PROBLEM DESCRIPTION:
Only the number is wanted: how many lines in the data contain "this"?

:: RECORDS PROVIDED

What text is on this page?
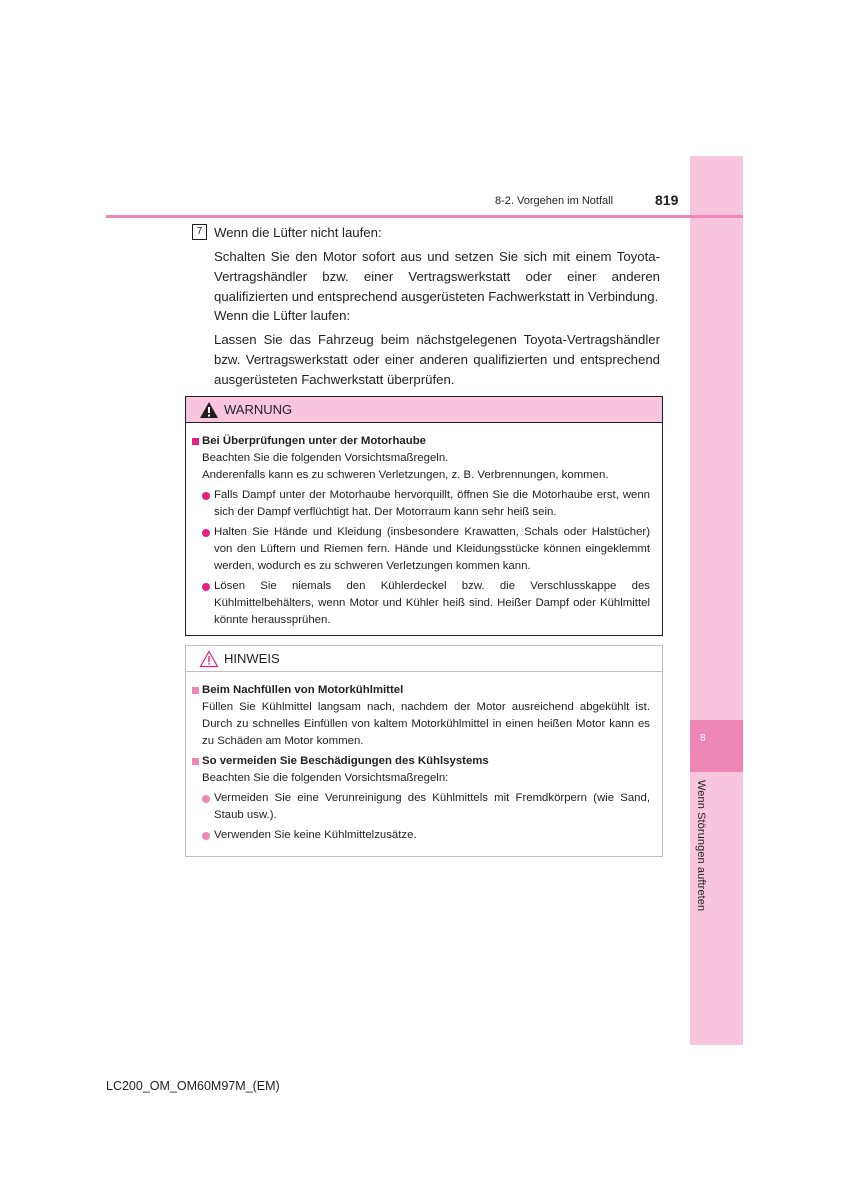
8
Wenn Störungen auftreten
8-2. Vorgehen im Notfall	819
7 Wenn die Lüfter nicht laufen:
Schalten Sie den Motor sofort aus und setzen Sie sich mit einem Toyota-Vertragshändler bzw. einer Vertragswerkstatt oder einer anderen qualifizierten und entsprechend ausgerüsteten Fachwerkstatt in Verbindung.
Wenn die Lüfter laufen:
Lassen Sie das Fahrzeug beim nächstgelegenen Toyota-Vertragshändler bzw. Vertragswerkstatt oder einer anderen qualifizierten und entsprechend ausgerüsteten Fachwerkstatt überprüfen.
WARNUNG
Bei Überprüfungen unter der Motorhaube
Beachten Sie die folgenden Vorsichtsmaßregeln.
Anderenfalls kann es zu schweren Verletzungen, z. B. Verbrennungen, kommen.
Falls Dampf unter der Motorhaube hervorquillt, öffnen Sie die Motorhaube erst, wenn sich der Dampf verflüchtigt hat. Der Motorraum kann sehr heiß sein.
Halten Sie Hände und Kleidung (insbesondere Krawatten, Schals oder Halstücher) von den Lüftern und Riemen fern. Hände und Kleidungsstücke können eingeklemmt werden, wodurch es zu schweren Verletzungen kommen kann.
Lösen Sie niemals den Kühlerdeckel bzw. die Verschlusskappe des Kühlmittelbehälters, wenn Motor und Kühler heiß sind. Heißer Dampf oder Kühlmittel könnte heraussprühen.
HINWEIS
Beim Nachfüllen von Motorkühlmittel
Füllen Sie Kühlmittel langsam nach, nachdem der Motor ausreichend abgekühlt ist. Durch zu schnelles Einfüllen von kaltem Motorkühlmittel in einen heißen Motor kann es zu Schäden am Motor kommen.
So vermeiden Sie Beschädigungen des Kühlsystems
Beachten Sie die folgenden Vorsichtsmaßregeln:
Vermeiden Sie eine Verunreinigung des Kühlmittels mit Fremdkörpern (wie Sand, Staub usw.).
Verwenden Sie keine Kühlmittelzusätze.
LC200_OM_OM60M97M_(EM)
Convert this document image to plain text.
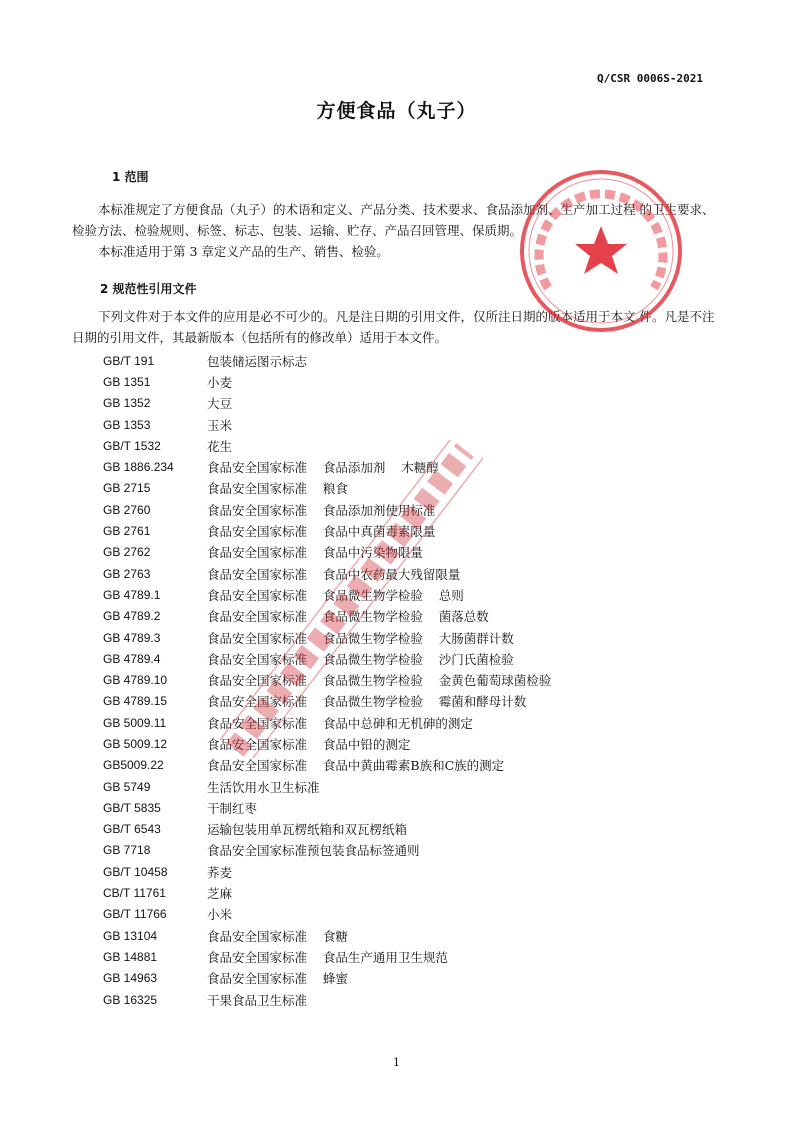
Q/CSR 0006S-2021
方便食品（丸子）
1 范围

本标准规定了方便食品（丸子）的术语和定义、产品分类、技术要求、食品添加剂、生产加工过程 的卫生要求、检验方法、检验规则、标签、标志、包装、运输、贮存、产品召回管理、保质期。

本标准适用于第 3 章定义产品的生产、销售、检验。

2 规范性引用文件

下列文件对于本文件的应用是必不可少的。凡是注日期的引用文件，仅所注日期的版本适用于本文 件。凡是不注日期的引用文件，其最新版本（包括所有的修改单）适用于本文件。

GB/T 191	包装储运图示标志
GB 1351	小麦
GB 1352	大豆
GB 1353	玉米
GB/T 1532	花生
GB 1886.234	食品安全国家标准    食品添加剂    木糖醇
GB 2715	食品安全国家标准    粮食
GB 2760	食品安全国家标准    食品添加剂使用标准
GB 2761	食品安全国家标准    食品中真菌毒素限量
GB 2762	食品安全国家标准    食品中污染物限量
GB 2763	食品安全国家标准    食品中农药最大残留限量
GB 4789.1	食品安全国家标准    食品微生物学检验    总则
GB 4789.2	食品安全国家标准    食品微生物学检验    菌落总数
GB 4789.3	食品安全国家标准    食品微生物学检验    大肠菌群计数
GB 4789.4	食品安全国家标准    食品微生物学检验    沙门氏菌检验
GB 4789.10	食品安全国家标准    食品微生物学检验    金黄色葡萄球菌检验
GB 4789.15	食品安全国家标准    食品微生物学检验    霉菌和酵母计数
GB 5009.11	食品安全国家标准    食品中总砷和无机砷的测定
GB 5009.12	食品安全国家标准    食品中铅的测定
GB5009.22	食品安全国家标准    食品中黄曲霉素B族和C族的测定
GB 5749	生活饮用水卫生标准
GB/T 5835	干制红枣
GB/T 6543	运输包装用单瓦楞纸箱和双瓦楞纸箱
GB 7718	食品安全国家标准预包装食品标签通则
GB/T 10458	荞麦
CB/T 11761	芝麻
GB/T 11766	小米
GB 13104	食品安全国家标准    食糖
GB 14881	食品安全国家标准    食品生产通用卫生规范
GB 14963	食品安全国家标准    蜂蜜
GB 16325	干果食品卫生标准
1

::::

EXERCISE ANSWER:
2